§ **Provided data**:
* * *
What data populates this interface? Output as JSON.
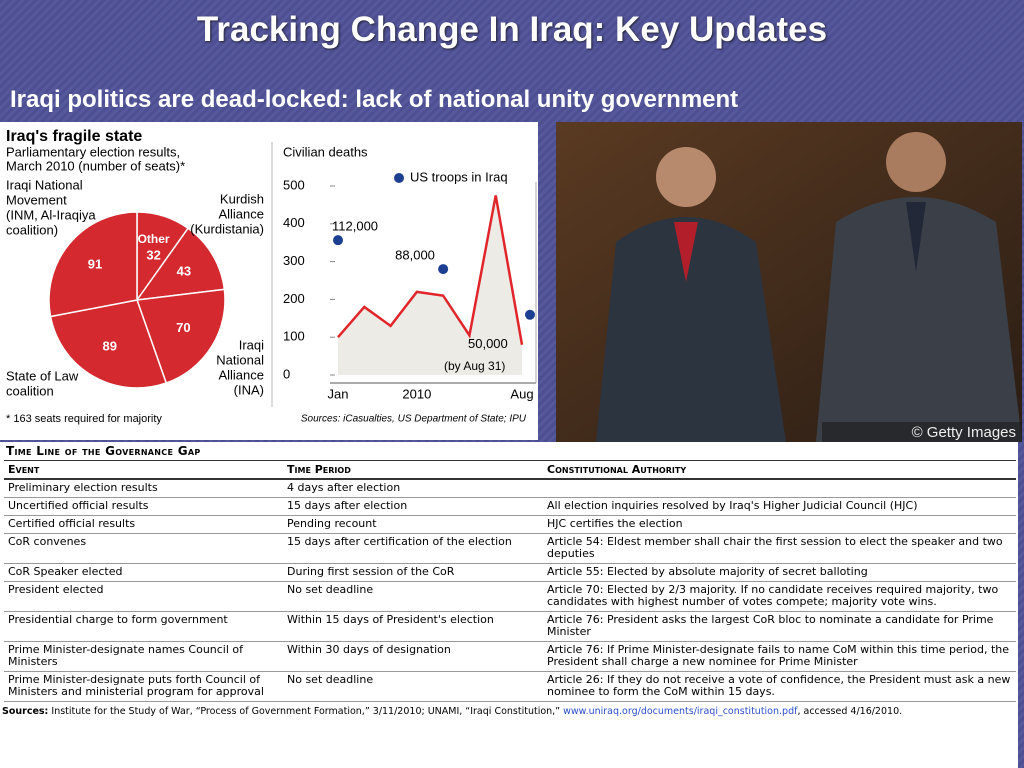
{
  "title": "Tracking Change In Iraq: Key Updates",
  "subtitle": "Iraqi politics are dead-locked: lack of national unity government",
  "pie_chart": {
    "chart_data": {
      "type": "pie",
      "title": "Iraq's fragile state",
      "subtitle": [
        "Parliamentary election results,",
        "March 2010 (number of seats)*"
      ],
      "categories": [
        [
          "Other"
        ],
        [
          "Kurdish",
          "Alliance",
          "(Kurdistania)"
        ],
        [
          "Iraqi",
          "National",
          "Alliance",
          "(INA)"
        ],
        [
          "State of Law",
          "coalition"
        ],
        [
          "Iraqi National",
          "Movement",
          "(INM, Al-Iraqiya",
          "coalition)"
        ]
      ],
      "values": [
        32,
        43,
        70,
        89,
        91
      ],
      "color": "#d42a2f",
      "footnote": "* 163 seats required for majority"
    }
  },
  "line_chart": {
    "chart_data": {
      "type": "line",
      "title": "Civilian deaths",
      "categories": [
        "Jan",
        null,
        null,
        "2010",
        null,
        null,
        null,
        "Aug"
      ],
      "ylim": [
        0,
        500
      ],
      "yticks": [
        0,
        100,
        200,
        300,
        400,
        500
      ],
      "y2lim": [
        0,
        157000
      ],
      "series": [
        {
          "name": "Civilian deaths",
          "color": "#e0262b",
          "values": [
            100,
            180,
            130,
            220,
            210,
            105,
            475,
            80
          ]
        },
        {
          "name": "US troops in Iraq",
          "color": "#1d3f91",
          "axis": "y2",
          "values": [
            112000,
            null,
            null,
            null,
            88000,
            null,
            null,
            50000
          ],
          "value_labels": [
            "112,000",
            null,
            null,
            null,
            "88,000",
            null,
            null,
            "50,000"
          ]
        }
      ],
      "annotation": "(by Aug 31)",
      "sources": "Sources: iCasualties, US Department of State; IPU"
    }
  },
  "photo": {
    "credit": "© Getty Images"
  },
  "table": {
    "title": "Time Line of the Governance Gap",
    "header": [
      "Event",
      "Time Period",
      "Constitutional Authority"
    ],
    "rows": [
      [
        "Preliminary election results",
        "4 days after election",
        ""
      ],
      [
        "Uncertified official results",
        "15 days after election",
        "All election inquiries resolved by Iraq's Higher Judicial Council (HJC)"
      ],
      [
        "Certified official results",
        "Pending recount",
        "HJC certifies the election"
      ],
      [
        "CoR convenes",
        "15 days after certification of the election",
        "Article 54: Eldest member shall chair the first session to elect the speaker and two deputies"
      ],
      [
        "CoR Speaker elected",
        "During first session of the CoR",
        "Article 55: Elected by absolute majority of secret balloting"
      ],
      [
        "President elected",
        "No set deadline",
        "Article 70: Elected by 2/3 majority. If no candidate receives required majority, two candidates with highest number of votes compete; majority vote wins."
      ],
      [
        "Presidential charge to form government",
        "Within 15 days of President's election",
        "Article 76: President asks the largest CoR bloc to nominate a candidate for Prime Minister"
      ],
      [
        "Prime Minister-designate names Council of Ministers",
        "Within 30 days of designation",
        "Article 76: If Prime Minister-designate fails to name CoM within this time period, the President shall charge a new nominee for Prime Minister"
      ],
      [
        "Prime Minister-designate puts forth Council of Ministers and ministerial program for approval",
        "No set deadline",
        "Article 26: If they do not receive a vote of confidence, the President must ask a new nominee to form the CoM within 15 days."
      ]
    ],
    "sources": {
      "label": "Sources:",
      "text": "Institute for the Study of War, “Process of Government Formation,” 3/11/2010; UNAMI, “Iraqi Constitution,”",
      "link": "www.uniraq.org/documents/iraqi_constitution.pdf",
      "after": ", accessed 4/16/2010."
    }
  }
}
* * *
Repeat the data exactly, without the pictures.

What data populates this interface? Output as JSON.
{
  "title": "Tracking Change In Iraq: Key Updates",
  "subtitle": "Iraqi politics are dead-locked: lack of national unity government",
  "pie_chart": {
    "chart_data": {
      "type": "pie",
      "title": "Iraq's fragile state",
      "subtitle": [
        "Parliamentary election results,",
        "March 2010 (number of seats)*"
      ],
      "categories": [
        [
          "Other"
        ],
        [
          "Kurdish",
          "Alliance",
          "(Kurdistania)"
        ],
        [
          "Iraqi",
          "National",
          "Alliance",
          "(INA)"
        ],
        [
          "State of Law",
          "coalition"
        ],
        [
          "Iraqi National",
          "Movement",
          "(INM, Al-Iraqiya",
          "coalition)"
        ]
      ],
      "values": [
        32,
        43,
        70,
        89,
        91
      ],
      "color": "#d42a2f",
      "footnote": "* 163 seats required for majority"
    }
  },
  "line_chart": {
    "chart_data": {
      "type": "line",
      "title": "Civilian deaths",
      "categories": [
        "Jan",
        null,
        null,
        "2010",
        null,
        null,
        null,
        "Aug"
      ],
      "ylim": [
        0,
        500
      ],
      "yticks": [
        0,
        100,
        200,
        300,
        400,
        500
      ],
      "y2lim": [
        0,
        157000
      ],
      "series": [
        {
          "name": "Civilian deaths",
          "color": "#e0262b",
          "values": [
            100,
            180,
            130,
            220,
            210,
            105,
            475,
            80
          ]
        },
        {
          "name": "US troops in Iraq",
          "color": "#1d3f91",
          "axis": "y2",
          "values": [
            112000,
            null,
            null,
            null,
            88000,
            null,
            null,
            50000
          ],
          "value_labels": [
            "112,000",
            null,
            null,
            null,
            "88,000",
            null,
            null,
            "50,000"
          ]
        }
      ],
      "annotation": "(by Aug 31)",
      "sources": "Sources: iCasualties, US Department of State; IPU"
    }
  },
  "photo": {
    "credit": "© Getty Images"
  },
  "table": {
    "title": "Time Line of the Governance Gap",
    "header": [
      "Event",
      "Time Period",
      "Constitutional Authority"
    ],
    "rows": [
      [
        "Preliminary election results",
        "4 days after election",
        ""
      ],
      [
        "Uncertified official results",
        "15 days after election",
        "All election inquiries resolved by Iraq's Higher Judicial Council (HJC)"
      ],
      [
        "Certified official results",
        "Pending recount",
        "HJC certifies the election"
      ],
      [
        "CoR convenes",
        "15 days after certification of the election",
        "Article 54: Eldest member shall chair the first session to elect the speaker and two deputies"
      ],
      [
        "CoR Speaker elected",
        "During first session of the CoR",
        "Article 55: Elected by absolute majority of secret balloting"
      ],
      [
        "President elected",
        "No set deadline",
        "Article 70: Elected by 2/3 majority. If no candidate receives required majority, two candidates with highest number of votes compete; majority vote wins."
      ],
      [
        "Presidential charge to form government",
        "Within 15 days of President's election",
        "Article 76: President asks the largest CoR bloc to nominate a candidate for Prime Minister"
      ],
      [
        "Prime Minister-designate names Council of Ministers",
        "Within 30 days of designation",
        "Article 76: If Prime Minister-designate fails to name CoM within this time period, the President shall charge a new nominee for Prime Minister"
      ],
      [
        "Prime Minister-designate puts forth Council of Ministers and ministerial program for approval",
        "No set deadline",
        "Article 26: If they do not receive a vote of confidence, the President must ask a new nominee to form the CoM within 15 days."
      ]
    ],
    "sources": {
      "label": "Sources:",
      "text": "Institute for the Study of War, “Process of Government Formation,” 3/11/2010; UNAMI, “Iraqi Constitution,”",
      "link": "www.uniraq.org/documents/iraqi_constitution.pdf",
      "after": ", accessed 4/16/2010."
    }
  }
}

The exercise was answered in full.